=== EXERCISE PROMPT ===
In the entries below, find every line holding the string "Wagner" and collect it.

━━━━

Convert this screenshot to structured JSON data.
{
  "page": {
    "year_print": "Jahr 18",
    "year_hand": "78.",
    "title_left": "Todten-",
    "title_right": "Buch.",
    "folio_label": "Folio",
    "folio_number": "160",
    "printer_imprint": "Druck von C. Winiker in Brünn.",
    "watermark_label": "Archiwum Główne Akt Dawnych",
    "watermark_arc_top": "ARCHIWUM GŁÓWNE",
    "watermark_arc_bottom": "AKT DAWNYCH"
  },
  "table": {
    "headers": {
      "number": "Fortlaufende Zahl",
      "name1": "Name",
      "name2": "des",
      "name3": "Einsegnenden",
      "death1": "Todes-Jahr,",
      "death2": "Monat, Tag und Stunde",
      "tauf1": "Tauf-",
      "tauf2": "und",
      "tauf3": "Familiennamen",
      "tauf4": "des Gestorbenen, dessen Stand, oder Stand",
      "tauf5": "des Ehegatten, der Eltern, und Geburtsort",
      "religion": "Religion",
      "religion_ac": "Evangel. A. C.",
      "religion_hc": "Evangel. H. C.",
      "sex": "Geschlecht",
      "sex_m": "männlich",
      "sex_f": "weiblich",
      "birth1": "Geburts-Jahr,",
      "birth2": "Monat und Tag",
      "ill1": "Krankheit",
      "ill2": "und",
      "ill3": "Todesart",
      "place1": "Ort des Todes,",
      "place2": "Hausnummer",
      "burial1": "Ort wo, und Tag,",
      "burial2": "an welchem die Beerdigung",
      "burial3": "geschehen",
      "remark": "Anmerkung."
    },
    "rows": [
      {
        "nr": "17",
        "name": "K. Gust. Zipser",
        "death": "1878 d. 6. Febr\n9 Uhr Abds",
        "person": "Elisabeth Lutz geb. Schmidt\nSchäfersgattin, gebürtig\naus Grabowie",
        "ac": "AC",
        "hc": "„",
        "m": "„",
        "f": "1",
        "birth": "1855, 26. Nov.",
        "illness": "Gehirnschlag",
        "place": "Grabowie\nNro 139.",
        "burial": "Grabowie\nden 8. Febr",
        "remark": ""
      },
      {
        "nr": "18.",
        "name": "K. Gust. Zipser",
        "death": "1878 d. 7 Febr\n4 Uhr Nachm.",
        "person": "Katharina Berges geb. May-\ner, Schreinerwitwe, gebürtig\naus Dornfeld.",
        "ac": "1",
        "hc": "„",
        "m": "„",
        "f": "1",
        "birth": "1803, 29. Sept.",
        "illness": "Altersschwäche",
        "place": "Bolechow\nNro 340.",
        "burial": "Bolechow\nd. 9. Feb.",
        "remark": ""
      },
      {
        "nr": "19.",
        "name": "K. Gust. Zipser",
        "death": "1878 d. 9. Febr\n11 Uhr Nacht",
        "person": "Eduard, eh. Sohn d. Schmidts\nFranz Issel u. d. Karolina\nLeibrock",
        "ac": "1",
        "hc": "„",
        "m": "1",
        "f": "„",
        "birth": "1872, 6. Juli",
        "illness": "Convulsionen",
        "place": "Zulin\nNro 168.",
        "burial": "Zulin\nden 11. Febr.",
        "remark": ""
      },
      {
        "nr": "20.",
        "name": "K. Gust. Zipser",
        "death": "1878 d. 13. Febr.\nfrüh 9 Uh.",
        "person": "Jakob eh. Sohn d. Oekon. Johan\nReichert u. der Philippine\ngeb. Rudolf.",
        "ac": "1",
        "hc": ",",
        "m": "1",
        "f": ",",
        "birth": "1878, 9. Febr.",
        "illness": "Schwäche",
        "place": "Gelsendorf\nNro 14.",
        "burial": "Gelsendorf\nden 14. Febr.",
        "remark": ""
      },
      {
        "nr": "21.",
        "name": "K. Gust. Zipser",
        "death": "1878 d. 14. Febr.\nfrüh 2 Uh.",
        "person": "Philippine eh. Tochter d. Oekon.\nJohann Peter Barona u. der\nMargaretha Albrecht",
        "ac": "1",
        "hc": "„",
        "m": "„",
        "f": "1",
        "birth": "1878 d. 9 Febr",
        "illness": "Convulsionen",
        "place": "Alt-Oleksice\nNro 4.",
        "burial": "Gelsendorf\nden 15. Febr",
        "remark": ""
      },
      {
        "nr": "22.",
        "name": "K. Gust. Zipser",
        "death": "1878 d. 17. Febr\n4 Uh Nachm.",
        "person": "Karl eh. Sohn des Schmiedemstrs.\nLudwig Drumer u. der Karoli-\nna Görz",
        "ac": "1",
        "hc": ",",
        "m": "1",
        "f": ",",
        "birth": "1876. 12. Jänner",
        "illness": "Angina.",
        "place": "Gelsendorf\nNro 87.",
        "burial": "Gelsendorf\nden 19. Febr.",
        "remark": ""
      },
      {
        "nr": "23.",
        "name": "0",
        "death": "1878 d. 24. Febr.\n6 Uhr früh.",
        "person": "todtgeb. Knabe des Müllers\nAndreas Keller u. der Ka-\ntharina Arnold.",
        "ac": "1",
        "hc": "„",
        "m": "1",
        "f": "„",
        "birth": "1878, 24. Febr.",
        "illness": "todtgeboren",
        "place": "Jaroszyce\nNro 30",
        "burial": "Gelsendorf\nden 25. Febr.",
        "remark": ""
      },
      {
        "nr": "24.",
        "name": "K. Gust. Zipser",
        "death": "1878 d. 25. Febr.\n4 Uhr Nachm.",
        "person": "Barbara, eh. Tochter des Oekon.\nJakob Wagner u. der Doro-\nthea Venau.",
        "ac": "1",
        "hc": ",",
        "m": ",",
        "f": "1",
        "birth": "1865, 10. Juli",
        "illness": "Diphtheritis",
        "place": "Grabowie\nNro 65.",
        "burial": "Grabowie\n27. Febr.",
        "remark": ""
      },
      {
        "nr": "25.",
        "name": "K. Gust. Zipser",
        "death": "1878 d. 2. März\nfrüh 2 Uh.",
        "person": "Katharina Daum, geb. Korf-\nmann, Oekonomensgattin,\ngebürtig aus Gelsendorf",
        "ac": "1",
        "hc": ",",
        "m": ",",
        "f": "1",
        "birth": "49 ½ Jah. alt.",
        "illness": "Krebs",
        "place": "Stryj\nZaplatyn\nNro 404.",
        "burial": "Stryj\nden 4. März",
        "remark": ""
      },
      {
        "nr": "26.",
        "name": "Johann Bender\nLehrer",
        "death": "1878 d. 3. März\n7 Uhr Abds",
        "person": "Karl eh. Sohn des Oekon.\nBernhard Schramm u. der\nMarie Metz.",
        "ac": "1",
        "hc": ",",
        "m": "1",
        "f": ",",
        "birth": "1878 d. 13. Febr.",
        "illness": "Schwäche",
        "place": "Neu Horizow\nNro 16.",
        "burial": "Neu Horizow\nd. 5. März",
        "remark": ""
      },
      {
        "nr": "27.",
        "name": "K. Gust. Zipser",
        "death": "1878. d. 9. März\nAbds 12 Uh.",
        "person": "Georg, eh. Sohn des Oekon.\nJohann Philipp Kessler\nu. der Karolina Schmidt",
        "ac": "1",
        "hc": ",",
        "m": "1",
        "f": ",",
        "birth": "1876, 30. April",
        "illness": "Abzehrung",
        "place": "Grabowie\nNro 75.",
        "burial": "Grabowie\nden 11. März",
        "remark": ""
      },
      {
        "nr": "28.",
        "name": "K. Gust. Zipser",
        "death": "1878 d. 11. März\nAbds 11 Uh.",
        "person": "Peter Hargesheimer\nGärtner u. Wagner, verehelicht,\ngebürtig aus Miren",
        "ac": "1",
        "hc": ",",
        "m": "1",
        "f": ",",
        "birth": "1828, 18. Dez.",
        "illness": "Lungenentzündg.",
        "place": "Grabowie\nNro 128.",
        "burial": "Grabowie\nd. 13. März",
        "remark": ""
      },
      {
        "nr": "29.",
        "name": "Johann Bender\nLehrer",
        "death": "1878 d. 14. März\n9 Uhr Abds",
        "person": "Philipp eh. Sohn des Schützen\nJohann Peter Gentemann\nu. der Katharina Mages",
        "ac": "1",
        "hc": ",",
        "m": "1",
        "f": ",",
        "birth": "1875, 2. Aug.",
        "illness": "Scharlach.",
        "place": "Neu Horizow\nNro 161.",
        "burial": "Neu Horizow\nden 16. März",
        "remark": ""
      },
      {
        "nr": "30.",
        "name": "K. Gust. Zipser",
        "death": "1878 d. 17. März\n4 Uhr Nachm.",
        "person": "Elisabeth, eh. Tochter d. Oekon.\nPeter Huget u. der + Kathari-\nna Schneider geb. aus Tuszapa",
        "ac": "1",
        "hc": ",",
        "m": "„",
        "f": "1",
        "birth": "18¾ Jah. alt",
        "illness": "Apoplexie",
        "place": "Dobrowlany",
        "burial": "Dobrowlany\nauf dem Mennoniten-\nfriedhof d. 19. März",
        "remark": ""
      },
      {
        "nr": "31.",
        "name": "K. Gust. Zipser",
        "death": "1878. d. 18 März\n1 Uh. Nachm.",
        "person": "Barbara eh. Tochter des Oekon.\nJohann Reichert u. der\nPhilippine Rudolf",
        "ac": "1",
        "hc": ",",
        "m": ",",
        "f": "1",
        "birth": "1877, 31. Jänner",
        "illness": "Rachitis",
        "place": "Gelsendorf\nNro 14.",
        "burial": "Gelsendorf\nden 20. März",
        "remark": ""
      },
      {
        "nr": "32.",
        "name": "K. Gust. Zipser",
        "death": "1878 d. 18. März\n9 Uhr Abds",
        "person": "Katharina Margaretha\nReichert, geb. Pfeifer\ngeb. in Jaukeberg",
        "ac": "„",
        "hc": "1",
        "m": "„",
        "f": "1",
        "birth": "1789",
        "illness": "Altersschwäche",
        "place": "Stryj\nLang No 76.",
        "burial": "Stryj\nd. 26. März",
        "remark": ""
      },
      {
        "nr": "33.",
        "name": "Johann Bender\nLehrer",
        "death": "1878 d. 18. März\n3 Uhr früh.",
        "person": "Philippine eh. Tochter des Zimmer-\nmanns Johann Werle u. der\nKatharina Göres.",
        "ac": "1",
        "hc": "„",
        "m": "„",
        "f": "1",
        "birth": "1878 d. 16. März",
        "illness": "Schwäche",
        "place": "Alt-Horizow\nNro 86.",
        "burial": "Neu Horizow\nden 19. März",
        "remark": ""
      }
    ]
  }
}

━━━━

=== SOLUTION FOR THIS TASK ===
        "person": "Barbara, eh. Tochter des Oekon.\nJakob Wagner u. der Doro-\nthea Venau.",
        "person": "Peter Hargesheimer\nGärtner u. Wagner, verehelicht,\ngebürtig aus Miren",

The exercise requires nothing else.